» **PAGE**:
_____

FIG. 12 is a diagram illustrating mutli-pass printing performed in six passes and schematically showing the relationship between the printhead and a print medium. In 6-pass printing, an image to be printed on a predetermined unit region of the print medium is completed in six scans of the printhead. For example, printing is performed on a region A of the print medium in first to sixth scans using first to sixth nozzle groups of the printhead. In this case, after completion of each print scan, the print medium is carried by an amount of 120 pixels that is equivalent to the width of the nozzle groups in the direction of arrow in the drawing. Printing of the image is completed by repeatedly performing this operation.

In this case, pixels in the direction of each raster of the region A are formed by printed dots discharged from six different nozzles from the respective first to sixth nozzle groups of the printhead. For example, six nozzles including nozzle 600, nozzle 480, nozzle 360, nozzle 240, nozzle 120, and nozzle 0 are used for printing of the first raster of the region A, namely, raster 0. In this case, all of these six nozzles belong to block 0. This is because the block division frequency Nb (=20) is a submultiple of the feed amount Nf (=120). Similarly, six nozzles including nozzle 601, nozzle 481, nozzle 361, nozzle 241, nozzle 121, and nozzle 1 are used for raster 1, and all of these six nozzles belong to block 1. FIG. 13 shows combinations of nozzle blocks used for the first 20 rasters of the region A. For all of the other rasters, six nozzles belonging to the same block are combined.

FIG. 14 shows mask patterns used for printing performed in six scans. Solid squares in each pattern represent print-permitted pixels, that is, discharged dots, whereas hollow squares represent non-permitted pixels. In order to simplify the description, all of the six mask patterns used in the mask are regular mask patterns. Next is a description of a method for setting the block drive timings Bt set for these six nozzles used for printing of the same raster performed in six scans. In the present embodiment, different block drive timings Bt are set for each scan. In this case, the block drive timings are set such that, when six block drive timings Bt used for six scans are sorted in ascending order of timings, the timing intervals BL between any two of the block drive timings Bt are maximized.

_____

(Annotated region listings)
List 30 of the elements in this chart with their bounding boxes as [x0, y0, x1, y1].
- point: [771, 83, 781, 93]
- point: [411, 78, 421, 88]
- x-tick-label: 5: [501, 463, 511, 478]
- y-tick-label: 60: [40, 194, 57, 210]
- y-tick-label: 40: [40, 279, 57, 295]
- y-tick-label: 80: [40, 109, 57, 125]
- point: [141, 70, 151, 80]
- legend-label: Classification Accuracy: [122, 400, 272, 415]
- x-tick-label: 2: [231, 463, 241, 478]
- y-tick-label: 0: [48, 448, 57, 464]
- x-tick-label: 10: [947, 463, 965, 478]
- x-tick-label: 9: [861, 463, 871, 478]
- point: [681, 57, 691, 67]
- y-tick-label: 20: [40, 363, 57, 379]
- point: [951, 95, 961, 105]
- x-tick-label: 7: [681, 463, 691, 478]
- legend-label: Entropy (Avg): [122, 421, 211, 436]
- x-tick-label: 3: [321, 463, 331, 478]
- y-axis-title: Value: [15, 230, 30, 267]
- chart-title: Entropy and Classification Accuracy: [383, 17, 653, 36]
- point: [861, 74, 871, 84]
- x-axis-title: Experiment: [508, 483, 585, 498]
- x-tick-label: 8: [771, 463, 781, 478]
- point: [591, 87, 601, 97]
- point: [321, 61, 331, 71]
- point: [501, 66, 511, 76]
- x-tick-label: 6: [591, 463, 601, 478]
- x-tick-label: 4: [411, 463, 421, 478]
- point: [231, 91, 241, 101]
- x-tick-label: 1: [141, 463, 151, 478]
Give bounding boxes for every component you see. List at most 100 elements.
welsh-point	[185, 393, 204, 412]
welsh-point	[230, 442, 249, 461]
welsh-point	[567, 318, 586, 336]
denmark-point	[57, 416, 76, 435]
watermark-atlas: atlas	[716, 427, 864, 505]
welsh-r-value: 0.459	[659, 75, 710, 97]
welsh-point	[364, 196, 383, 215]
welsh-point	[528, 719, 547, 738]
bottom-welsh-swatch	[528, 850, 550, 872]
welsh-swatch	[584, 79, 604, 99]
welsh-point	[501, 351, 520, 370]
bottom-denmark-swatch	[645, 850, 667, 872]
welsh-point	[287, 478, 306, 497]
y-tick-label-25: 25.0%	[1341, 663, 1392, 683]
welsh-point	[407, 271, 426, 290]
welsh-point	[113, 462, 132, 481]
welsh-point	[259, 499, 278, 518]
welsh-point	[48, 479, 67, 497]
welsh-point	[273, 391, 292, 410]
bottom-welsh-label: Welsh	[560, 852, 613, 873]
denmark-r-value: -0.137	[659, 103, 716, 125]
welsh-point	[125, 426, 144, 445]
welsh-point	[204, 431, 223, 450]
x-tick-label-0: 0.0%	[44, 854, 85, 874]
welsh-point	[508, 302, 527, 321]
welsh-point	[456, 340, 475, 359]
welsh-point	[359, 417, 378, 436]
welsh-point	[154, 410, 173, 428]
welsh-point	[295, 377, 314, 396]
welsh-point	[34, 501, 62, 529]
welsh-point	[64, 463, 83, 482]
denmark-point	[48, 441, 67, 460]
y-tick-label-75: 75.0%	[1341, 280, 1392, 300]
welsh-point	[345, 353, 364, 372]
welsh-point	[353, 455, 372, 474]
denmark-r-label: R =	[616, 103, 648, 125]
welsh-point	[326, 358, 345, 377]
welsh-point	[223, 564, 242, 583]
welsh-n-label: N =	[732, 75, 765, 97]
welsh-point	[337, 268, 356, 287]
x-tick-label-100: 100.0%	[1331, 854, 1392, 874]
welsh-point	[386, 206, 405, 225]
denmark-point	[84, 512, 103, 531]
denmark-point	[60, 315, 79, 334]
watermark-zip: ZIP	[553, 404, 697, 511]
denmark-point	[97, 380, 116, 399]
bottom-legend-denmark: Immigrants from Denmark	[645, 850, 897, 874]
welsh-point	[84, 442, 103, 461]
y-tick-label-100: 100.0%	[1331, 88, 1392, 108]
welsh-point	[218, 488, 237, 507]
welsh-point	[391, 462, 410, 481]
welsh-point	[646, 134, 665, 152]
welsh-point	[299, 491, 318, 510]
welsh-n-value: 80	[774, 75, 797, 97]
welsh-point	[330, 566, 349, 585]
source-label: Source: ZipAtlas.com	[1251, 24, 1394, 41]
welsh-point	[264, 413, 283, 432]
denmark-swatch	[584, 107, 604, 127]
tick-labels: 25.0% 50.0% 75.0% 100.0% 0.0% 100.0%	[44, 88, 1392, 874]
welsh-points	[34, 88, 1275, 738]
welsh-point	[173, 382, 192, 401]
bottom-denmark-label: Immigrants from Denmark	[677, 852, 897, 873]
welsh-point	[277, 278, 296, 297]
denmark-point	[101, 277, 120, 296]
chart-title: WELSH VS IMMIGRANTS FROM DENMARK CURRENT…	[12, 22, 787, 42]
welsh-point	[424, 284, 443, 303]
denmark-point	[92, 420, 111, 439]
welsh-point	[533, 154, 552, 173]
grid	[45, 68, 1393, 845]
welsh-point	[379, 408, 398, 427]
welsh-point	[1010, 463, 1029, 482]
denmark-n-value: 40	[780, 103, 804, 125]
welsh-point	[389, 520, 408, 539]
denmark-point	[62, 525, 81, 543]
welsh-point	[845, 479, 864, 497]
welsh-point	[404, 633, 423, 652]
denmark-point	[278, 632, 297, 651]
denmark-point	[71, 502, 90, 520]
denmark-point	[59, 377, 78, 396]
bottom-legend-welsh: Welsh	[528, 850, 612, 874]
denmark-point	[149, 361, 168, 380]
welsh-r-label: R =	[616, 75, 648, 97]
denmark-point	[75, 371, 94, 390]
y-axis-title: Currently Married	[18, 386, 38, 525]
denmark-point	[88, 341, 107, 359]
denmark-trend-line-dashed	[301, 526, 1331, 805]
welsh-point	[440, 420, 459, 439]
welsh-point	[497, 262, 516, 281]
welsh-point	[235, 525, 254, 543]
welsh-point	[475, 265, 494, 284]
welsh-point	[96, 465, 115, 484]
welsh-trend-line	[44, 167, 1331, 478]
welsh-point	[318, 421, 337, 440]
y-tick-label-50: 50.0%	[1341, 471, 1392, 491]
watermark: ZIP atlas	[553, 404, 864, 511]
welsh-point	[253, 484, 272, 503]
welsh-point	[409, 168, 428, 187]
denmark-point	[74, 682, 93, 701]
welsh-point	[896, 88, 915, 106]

_____

» **TASK GOAL**:
Reproduce the passage of the multi-pass printing text starting with "In this case, pixels" and going on through "block are combined.", word for word.

» **COMPLETED TASK**:
In this case, pixels in the direction of each raster of the region A are formed by printed dots discharged from six different nozzles from the respective first to sixth nozzle groups of the printhead. For example, six nozzles including nozzle 600, nozzle 480, nozzle 360, nozzle 240, nozzle 120, and nozzle 0 are used for printing of the first raster of the region A, namely, raster 0. In this case, all of these six nozzles belong to block 0. This is because the block division frequency Nb (=20) is a submultiple of the feed amount Nf (=120). Similarly, six nozzles including nozzle 601, nozzle 481, nozzle 361, nozzle 241, nozzle 121, and nozzle 1 are used for raster 1, and all of these six nozzles belong to block 1. FIG. 13 shows combinations of nozzle blocks used for the first 20 rasters of the region A. For all of the other rasters, six nozzles belonging to the same block are combined.